Restate the entries below word for word, omitting nothing.
☆ ☆ ☆
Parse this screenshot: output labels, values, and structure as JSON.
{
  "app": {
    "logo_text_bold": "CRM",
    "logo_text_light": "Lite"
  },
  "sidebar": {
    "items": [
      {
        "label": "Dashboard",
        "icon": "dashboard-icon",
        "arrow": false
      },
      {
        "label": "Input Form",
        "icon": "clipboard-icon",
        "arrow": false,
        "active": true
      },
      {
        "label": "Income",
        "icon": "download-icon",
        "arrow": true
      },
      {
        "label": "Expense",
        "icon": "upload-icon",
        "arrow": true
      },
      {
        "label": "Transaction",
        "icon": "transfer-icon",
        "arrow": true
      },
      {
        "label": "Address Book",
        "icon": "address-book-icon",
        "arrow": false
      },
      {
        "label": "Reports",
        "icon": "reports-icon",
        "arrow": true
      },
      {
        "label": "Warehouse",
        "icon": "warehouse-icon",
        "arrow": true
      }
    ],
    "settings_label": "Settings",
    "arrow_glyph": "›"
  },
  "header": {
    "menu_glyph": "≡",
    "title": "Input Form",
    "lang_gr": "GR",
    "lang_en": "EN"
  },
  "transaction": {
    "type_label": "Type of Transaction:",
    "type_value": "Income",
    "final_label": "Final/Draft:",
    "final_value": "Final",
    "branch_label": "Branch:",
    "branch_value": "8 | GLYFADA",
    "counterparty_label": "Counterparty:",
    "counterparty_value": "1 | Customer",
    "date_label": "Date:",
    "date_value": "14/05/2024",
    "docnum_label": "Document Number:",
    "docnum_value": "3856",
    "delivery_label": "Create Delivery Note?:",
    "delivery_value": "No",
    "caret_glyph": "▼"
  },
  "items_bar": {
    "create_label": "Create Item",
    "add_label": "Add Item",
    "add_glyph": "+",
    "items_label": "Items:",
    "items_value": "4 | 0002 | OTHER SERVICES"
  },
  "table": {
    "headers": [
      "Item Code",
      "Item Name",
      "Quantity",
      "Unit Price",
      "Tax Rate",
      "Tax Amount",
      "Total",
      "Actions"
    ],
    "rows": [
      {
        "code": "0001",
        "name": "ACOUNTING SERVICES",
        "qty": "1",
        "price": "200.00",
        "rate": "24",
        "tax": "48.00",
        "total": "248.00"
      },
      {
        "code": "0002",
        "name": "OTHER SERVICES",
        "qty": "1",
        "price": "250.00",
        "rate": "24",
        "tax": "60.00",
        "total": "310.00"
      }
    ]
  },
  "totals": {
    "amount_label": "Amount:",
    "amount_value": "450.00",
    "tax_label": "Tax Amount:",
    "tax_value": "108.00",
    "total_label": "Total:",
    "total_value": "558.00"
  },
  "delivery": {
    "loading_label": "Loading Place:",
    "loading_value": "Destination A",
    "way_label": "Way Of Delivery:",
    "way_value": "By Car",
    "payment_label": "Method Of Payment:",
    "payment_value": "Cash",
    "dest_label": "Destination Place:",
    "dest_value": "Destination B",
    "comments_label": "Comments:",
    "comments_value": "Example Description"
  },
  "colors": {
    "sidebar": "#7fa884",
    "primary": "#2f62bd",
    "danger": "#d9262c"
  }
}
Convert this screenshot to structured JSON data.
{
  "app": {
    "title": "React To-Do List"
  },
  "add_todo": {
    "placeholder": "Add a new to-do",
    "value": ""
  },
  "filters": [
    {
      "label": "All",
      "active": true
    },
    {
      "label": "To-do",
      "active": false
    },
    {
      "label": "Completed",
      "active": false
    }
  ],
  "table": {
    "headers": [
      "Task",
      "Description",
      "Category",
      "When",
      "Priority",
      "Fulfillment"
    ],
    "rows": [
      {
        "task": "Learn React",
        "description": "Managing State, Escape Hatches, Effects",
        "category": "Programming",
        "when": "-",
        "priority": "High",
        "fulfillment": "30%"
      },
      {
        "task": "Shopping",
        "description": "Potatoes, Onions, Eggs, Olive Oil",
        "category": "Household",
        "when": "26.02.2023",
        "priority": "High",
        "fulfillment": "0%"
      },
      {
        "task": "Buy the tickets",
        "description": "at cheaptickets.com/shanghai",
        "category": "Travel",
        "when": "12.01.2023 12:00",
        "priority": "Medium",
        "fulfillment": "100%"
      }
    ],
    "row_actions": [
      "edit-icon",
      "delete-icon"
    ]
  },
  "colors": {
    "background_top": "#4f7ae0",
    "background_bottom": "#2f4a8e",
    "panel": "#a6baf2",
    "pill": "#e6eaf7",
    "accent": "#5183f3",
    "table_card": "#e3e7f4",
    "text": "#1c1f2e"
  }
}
☆ ☆ ☆
* Output of the exercise *
Parse this screenshot: output labels, values, and structure as JSON.
{
  "app": {
    "logo_text_bold": "CRM",
    "logo_text_light": "Lite"
  },
  "sidebar": {
    "items": [
      {
        "label": "Dashboard",
        "icon": "dashboard-icon",
        "arrow": false
      },
      {
        "label": "Input Form",
        "icon": "clipboard-icon",
        "arrow": false,
        "active": true
      },
      {
        "label": "Income",
        "icon": "download-icon",
        "arrow": true
      },
      {
        "label": "Expense",
        "icon": "upload-icon",
        "arrow": true
      },
      {
        "label": "Transaction",
        "icon": "transfer-icon",
        "arrow": true
      },
      {
        "label": "Address Book",
        "icon": "address-book-icon",
        "arrow": false
      },
      {
        "label": "Reports",
        "icon": "reports-icon",
        "arrow": true
      },
      {
        "label": "Warehouse",
        "icon": "warehouse-icon",
        "arrow": true
      }
    ],
    "settings_label": "Settings",
    "arrow_glyph": "›"
  },
  "header": {
    "menu_glyph": "≡",
    "title": "Input Form",
    "lang_gr": "GR",
    "lang_en": "EN"
  },
  "transaction": {
    "type_label": "Type of Transaction:",
    "type_value": "Income",
    "final_label": "Final/Draft:",
    "final_value": "Final",
    "branch_label": "Branch:",
    "branch_value": "8 | GLYFADA",
    "counterparty_label": "Counterparty:",
    "counterparty_value": "1 | Customer",
    "date_label": "Date:",
    "date_value": "14/05/2024",
    "docnum_label": "Document Number:",
    "docnum_value": "3856",
    "delivery_label": "Create Delivery Note?:",
    "delivery_value": "No",
    "caret_glyph": "▼"
  },
  "items_bar": {
    "create_label": "Create Item",
    "add_label": "Add Item",
    "add_glyph": "+",
    "items_label": "Items:",
    "items_value": "4 | 0002 | OTHER SERVICES"
  },
  "table": {
    "headers": [
      "Item Code",
      "Item Name",
      "Quantity",
      "Unit Price",
      "Tax Rate",
      "Tax Amount",
      "Total",
      "Actions"
    ],
    "rows": [
      {
        "code": "0001",
        "name": "ACOUNTING SERVICES",
        "qty": "1",
        "price": "200.00",
        "rate": "24",
        "tax": "48.00",
        "total": "248.00"
      },
      {
        "code": "0002",
        "name": "OTHER SERVICES",
        "qty": "1",
        "price": "250.00",
        "rate": "24",
        "tax": "60.00",
        "total": "310.00"
      }
    ]
  },
  "totals": {
    "amount_label": "Amount:",
    "amount_value": "450.00",
    "tax_label": "Tax Amount:",
    "tax_value": "108.00",
    "total_label": "Total:",
    "total_value": "558.00"
  },
  "delivery": {
    "loading_label": "Loading Place:",
    "loading_value": "Destination A",
    "way_label": "Way Of Delivery:",
    "way_value": "By Car",
    "payment_label": "Method Of Payment:",
    "payment_value": "Cash",
    "dest_label": "Destination Place:",
    "dest_value": "Destination B",
    "comments_label": "Comments:",
    "comments_value": "Example Description"
  },
  "colors": {
    "sidebar": "#7fa884",
    "primary": "#2f62bd",
    "danger": "#d9262c"
  }
}
Convert this screenshot to structured JSON data.
{
  "app": {
    "title": "React To-Do List"
  },
  "add_todo": {
    "placeholder": "Add a new to-do",
    "value": ""
  },
  "filters": [
    {
      "label": "All",
      "active": true
    },
    {
      "label": "To-do",
      "active": false
    },
    {
      "label": "Completed",
      "active": false
    }
  ],
  "table": {
    "headers": [
      "Task",
      "Description",
      "Category",
      "When",
      "Priority",
      "Fulfillment"
    ],
    "rows": [
      {
        "task": "Learn React",
        "description": "Managing State, Escape Hatches, Effects",
        "category": "Programming",
        "when": "-",
        "priority": "High",
        "fulfillment": "30%"
      },
      {
        "task": "Shopping",
        "description": "Potatoes, Onions, Eggs, Olive Oil",
        "category": "Household",
        "when": "26.02.2023",
        "priority": "High",
        "fulfillment": "0%"
      },
      {
        "task": "Buy the tickets",
        "description": "at cheaptickets.com/shanghai",
        "category": "Travel",
        "when": "12.01.2023 12:00",
        "priority": "Medium",
        "fulfillment": "100%"
      }
    ],
    "row_actions": [
      "edit-icon",
      "delete-icon"
    ]
  },
  "colors": {
    "background_top": "#4f7ae0",
    "background_bottom": "#2f4a8e",
    "panel": "#a6baf2",
    "pill": "#e6eaf7",
    "accent": "#5183f3",
    "table_card": "#e3e7f4",
    "text": "#1c1f2e"
  }
}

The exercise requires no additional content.